[START OF Information shown]

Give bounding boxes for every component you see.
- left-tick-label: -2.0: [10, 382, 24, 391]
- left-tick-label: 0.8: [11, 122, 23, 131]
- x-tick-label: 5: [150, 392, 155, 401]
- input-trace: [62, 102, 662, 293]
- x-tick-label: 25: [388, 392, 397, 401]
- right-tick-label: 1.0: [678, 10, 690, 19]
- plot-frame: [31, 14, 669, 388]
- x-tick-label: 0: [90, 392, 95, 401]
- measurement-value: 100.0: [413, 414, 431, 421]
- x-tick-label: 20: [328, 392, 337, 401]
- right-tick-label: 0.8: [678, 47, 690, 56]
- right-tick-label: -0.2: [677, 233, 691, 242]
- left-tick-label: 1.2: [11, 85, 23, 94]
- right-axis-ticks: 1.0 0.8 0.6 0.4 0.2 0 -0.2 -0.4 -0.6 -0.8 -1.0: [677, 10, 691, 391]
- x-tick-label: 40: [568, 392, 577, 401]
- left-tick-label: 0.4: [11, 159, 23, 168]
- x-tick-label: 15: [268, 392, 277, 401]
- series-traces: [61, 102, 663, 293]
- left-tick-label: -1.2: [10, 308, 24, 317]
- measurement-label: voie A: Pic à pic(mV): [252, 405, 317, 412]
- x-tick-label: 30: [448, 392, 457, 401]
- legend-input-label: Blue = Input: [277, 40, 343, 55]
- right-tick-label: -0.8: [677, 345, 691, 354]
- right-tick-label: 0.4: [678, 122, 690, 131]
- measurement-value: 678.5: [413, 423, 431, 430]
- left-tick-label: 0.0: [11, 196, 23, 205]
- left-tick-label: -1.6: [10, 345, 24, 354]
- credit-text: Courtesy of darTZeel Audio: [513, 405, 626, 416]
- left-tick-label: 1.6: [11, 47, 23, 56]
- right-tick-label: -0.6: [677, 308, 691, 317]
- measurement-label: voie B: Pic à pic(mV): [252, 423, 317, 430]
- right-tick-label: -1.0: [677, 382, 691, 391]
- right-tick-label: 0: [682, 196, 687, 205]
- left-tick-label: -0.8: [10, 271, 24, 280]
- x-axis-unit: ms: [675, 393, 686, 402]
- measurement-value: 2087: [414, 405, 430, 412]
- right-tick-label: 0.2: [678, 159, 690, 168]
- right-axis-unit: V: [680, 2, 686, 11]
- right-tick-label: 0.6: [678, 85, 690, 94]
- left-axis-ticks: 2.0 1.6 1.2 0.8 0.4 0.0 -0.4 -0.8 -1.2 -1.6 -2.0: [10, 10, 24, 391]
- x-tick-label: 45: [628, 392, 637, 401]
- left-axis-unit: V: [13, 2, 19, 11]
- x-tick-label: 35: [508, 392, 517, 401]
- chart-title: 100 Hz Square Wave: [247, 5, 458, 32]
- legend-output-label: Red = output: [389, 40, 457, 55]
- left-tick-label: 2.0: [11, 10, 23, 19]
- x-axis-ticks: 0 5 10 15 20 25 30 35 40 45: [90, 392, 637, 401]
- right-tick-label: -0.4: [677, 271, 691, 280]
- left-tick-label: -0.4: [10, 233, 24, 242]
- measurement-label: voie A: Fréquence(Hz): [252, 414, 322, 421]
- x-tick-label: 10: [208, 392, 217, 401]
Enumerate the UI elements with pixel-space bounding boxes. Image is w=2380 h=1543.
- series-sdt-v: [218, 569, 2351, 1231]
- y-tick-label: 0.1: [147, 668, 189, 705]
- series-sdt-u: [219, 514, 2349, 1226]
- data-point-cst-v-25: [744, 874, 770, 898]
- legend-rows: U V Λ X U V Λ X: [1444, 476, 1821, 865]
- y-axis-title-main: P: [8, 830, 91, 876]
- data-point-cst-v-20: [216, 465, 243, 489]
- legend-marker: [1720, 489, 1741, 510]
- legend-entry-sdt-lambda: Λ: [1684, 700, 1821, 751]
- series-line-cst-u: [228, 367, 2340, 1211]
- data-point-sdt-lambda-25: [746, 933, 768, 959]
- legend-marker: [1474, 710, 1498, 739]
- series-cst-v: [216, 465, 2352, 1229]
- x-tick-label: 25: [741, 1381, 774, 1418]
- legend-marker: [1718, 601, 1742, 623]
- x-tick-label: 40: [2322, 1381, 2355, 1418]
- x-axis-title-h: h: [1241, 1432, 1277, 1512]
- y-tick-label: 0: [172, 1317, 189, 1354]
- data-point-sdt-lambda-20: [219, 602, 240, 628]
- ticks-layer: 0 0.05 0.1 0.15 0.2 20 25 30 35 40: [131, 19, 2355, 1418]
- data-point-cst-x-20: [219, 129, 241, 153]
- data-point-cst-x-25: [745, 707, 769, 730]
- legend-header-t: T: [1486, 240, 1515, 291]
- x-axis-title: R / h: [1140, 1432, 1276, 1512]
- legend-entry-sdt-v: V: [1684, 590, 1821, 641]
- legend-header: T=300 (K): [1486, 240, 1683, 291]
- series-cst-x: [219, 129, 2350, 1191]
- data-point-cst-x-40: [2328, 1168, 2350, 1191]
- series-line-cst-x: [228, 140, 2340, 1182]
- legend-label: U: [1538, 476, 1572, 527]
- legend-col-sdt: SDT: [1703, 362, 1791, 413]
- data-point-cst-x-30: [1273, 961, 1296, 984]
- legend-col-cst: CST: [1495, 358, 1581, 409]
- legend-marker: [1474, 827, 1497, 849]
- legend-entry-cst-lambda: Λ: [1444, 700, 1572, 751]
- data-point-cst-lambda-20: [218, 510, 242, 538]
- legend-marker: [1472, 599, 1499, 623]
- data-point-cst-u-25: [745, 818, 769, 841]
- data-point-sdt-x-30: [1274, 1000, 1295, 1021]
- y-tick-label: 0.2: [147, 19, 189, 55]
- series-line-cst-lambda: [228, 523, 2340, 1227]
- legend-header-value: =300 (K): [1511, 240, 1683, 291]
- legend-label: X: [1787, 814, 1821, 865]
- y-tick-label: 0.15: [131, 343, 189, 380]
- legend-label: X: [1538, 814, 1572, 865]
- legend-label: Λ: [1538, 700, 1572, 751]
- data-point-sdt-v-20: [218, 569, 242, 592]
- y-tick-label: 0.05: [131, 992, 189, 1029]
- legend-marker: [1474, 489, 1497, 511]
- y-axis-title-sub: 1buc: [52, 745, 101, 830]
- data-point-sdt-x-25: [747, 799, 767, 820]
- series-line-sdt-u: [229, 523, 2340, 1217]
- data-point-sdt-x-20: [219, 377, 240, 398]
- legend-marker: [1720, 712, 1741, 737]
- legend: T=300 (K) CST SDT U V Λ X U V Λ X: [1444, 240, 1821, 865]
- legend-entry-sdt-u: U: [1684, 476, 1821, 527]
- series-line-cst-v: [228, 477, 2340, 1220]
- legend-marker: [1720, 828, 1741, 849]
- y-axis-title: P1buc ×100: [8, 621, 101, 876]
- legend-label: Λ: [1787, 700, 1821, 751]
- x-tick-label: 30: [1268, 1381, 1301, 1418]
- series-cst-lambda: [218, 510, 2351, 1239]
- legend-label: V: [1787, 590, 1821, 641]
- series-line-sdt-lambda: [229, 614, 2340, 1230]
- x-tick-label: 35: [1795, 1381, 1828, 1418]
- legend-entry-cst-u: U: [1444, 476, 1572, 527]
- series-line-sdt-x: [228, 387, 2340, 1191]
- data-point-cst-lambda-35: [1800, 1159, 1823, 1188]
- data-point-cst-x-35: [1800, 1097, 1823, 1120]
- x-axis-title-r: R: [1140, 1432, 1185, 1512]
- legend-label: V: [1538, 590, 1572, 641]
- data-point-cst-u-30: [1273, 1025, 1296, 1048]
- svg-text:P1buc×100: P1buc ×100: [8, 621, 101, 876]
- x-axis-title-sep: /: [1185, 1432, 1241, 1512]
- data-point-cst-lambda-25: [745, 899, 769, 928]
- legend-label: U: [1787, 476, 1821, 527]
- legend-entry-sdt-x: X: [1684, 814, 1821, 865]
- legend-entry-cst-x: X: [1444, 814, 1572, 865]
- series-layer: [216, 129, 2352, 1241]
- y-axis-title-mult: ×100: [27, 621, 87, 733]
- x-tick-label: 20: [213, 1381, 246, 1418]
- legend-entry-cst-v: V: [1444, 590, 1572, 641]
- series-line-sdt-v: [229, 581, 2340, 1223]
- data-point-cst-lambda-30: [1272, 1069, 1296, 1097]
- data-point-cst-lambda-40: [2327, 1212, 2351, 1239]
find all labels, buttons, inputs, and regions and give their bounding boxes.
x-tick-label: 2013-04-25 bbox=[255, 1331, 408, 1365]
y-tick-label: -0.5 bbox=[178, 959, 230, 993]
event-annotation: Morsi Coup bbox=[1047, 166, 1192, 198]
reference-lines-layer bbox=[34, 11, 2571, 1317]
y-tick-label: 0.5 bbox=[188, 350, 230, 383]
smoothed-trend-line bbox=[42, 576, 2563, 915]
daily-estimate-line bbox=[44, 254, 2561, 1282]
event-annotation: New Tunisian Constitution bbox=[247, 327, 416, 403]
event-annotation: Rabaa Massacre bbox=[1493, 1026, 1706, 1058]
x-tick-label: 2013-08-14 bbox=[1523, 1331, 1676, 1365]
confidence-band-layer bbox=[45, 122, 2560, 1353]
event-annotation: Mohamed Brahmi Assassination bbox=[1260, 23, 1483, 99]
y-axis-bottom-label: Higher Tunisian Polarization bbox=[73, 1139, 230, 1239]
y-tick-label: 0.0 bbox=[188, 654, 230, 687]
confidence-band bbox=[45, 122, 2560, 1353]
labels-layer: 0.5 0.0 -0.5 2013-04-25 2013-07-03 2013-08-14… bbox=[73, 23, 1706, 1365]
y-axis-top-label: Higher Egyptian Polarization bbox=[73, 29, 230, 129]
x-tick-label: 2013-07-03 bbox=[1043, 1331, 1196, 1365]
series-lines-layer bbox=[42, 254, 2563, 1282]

[END OF Information shown]

- Problem statement -
Rewrite the part of the records that opens at their start and closes with the line containing "- right-tick-label: 1.0: [678, 10, 690, 19]", substituting "horizontal-tick-label" for each occurrence of "x-tick-label" and keeping everything else unchanged.

- Written answer -
Give bounding boxes for every component you see.
- left-tick-label: -2.0: [10, 382, 24, 391]
- left-tick-label: 0.8: [11, 122, 23, 131]
- horizontal-tick-label: 5: [150, 392, 155, 401]
- input-trace: [62, 102, 662, 293]
- horizontal-tick-label: 25: [388, 392, 397, 401]
- right-tick-label: 1.0: [678, 10, 690, 19]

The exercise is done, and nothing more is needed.